[DATA SHOWN]:
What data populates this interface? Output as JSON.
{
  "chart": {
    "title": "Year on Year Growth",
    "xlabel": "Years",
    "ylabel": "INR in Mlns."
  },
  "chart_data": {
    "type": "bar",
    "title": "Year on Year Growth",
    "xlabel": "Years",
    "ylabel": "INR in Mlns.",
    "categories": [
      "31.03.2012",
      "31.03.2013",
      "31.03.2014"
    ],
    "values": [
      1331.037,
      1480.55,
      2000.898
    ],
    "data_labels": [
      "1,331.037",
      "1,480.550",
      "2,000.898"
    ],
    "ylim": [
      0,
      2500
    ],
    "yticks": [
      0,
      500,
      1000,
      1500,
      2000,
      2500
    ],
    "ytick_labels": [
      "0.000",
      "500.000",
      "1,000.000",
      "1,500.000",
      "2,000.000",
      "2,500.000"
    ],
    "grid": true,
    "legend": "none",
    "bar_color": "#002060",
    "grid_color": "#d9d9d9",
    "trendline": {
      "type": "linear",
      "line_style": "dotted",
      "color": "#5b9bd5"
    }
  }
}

[PROBLEM TO SOLVE]: All of the entries above should be written out again exactly.

[THE REPLY]:
What data populates this interface? Output as JSON.
{
  "chart": {
    "title": "Year on Year Growth",
    "xlabel": "Years",
    "ylabel": "INR in Mlns."
  },
  "chart_data": {
    "type": "bar",
    "title": "Year on Year Growth",
    "xlabel": "Years",
    "ylabel": "INR in Mlns.",
    "categories": [
      "31.03.2012",
      "31.03.2013",
      "31.03.2014"
    ],
    "values": [
      1331.037,
      1480.55,
      2000.898
    ],
    "data_labels": [
      "1,331.037",
      "1,480.550",
      "2,000.898"
    ],
    "ylim": [
      0,
      2500
    ],
    "yticks": [
      0,
      500,
      1000,
      1500,
      2000,
      2500
    ],
    "ytick_labels": [
      "0.000",
      "500.000",
      "1,000.000",
      "1,500.000",
      "2,000.000",
      "2,500.000"
    ],
    "grid": true,
    "legend": "none",
    "bar_color": "#002060",
    "grid_color": "#d9d9d9",
    "trendline": {
      "type": "linear",
      "line_style": "dotted",
      "color": "#5b9bd5"
    }
  }
}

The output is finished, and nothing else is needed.